> [PROBLEM STATEMENT]: Using the listing below, select the lines with the word "favour" and copy them.

■ ■ ■ ■

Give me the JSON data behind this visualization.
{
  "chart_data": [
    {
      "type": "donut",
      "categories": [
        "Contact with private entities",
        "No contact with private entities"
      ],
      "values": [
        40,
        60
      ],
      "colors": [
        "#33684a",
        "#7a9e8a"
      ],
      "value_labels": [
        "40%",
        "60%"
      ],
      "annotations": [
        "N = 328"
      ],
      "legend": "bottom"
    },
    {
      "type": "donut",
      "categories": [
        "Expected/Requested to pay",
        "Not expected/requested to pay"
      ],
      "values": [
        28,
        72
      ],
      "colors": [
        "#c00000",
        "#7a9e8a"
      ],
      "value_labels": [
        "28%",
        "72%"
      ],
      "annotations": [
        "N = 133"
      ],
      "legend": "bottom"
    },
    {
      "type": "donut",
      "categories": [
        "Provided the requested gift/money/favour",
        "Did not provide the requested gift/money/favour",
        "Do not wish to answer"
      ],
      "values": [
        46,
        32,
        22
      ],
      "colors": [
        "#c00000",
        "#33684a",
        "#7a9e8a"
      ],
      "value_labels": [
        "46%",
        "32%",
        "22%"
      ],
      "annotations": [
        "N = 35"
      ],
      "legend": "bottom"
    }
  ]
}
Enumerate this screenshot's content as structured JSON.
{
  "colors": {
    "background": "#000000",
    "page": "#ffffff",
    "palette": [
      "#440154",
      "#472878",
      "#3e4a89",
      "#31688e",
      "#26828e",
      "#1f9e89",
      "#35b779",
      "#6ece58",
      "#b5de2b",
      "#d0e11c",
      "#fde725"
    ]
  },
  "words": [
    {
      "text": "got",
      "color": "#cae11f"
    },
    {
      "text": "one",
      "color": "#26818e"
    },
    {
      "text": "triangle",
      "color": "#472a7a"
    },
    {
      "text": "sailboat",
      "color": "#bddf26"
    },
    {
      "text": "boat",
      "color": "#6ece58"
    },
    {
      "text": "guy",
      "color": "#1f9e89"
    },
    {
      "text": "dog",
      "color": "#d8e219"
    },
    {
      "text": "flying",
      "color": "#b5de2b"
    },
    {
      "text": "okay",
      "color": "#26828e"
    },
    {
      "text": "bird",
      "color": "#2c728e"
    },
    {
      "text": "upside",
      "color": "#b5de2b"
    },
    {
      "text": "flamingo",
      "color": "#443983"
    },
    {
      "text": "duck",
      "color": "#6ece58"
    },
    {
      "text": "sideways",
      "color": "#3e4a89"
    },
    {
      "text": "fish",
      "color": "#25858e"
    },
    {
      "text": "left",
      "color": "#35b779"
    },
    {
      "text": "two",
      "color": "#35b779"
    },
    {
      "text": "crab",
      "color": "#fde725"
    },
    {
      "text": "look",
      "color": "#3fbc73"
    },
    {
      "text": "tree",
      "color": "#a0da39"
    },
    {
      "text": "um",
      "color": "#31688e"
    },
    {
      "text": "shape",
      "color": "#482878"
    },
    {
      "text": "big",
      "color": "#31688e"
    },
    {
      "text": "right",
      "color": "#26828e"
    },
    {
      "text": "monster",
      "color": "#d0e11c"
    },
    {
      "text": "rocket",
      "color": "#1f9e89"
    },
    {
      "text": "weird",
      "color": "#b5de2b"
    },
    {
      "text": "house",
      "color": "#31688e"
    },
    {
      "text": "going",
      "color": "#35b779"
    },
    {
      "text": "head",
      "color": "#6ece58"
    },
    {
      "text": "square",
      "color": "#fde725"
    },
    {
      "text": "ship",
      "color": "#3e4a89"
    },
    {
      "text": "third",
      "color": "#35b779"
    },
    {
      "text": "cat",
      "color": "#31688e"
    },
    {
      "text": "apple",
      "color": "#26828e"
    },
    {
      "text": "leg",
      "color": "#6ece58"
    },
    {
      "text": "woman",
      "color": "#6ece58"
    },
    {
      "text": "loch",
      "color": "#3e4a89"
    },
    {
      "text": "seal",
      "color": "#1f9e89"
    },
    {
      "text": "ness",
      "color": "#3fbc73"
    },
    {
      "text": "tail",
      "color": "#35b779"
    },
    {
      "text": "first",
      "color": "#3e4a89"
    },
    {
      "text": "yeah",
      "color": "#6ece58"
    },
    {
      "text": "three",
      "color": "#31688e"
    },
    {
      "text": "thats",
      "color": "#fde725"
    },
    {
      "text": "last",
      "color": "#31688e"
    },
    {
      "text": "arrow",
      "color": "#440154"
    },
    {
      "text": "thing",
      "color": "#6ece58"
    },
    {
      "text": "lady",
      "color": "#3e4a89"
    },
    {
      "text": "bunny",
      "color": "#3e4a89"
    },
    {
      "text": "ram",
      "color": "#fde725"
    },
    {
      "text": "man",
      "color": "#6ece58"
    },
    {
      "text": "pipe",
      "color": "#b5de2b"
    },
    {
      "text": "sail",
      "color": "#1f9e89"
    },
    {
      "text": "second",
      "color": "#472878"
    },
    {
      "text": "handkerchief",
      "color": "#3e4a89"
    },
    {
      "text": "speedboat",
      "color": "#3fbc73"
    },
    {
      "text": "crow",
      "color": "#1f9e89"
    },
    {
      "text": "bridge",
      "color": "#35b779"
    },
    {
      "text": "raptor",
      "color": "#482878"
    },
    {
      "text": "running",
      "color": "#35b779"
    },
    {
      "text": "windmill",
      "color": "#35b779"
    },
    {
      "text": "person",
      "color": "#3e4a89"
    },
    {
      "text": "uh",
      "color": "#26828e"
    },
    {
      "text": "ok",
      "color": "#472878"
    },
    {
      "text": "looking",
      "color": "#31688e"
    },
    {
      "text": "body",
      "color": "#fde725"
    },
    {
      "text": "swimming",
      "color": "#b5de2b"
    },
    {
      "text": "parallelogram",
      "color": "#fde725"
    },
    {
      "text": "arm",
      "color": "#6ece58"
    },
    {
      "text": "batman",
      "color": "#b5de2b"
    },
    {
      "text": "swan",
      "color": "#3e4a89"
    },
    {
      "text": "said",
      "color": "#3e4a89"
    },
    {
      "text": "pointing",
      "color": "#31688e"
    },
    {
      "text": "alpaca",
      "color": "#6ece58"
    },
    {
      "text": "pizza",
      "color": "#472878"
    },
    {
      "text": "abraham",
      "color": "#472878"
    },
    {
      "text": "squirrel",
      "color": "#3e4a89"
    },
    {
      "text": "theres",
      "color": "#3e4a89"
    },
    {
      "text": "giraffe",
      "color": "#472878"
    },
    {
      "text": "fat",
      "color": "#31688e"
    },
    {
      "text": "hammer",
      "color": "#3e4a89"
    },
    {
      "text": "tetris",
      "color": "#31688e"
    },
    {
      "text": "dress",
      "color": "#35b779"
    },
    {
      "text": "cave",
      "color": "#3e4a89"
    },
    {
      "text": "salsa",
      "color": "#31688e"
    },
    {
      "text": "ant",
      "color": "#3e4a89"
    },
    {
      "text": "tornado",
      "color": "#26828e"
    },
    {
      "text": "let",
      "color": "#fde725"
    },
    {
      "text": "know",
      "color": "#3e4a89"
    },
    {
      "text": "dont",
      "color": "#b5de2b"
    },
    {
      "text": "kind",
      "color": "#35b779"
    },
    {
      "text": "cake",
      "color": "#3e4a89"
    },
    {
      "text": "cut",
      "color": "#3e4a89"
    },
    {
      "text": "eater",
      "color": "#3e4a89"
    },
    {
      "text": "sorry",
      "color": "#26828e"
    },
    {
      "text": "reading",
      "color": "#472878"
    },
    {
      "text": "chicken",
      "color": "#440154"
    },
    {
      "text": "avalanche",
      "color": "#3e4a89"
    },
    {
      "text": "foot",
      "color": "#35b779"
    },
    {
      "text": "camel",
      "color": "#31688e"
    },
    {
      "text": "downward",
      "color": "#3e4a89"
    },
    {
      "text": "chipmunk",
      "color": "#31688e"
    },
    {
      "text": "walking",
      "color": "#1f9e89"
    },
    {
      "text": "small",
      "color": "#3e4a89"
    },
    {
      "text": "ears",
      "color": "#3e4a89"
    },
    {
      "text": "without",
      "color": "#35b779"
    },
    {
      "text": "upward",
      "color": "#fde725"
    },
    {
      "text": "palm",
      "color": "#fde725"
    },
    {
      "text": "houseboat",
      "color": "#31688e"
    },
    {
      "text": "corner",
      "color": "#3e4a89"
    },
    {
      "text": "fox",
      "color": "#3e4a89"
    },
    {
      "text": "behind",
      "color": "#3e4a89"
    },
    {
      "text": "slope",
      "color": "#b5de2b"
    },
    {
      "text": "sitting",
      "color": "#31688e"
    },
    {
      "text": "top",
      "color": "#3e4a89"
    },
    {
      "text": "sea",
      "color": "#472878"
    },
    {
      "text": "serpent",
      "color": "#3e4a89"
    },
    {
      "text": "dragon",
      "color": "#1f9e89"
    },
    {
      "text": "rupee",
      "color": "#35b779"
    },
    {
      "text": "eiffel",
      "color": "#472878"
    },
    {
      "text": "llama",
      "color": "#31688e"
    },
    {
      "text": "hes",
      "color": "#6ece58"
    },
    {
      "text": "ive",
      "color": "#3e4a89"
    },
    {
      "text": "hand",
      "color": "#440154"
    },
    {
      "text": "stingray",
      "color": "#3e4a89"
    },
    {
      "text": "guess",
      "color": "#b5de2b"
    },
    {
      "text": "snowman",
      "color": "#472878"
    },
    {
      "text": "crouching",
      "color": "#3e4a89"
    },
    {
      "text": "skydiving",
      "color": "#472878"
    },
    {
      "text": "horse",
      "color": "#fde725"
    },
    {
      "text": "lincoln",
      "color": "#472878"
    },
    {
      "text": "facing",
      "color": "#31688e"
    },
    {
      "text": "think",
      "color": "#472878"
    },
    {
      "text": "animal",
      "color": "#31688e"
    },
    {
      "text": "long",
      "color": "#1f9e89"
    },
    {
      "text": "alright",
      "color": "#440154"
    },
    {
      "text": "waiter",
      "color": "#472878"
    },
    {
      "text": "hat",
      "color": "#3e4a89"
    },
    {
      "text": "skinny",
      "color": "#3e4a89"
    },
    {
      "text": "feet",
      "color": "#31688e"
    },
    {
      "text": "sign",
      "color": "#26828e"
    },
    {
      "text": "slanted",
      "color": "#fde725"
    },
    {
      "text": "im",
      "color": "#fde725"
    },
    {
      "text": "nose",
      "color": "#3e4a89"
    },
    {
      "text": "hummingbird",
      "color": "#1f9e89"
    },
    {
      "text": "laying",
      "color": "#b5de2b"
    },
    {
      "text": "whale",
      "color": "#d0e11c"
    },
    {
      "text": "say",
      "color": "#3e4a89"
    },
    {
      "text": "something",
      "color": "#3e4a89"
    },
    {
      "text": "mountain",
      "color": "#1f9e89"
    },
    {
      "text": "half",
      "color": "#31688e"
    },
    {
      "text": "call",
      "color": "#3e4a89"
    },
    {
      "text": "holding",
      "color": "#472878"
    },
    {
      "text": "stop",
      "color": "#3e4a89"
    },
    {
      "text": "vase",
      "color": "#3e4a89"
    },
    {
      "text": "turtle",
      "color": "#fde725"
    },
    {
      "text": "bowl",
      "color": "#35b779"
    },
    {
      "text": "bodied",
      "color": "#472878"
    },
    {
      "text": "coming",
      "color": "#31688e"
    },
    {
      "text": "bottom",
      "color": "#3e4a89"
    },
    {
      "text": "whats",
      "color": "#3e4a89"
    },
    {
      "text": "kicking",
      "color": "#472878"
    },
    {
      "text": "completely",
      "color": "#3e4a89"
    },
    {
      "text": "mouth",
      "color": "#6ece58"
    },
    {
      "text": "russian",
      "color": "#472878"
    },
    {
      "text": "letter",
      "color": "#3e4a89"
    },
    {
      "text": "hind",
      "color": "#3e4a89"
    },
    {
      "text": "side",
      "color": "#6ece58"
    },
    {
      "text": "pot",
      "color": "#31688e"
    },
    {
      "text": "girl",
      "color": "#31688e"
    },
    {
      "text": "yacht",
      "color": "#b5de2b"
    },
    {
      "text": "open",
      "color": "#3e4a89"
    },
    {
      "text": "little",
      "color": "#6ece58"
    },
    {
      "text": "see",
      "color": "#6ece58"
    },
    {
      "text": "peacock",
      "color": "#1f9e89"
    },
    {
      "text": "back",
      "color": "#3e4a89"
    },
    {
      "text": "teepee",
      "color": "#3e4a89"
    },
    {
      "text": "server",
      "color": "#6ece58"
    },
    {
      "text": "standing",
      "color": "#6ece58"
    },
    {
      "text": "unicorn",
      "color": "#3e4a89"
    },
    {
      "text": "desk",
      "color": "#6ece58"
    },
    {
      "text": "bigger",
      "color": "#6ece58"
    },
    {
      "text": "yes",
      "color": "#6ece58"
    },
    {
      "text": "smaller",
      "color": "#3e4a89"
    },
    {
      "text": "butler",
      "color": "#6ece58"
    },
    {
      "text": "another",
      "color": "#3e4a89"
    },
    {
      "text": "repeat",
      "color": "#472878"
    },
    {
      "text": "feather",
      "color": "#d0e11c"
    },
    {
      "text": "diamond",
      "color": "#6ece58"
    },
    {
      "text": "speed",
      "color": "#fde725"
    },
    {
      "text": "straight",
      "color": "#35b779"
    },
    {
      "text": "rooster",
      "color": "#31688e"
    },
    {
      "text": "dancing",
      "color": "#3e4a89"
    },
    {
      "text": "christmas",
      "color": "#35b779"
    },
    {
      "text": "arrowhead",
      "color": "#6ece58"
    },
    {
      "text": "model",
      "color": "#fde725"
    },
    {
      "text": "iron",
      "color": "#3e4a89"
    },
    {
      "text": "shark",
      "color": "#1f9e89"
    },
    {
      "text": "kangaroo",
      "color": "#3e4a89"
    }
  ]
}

■ ■ ■ ■

> [THE ANSWER]:
        "Provided the requested gift/money/favour",
        "Did not provide the requested gift/money/favour",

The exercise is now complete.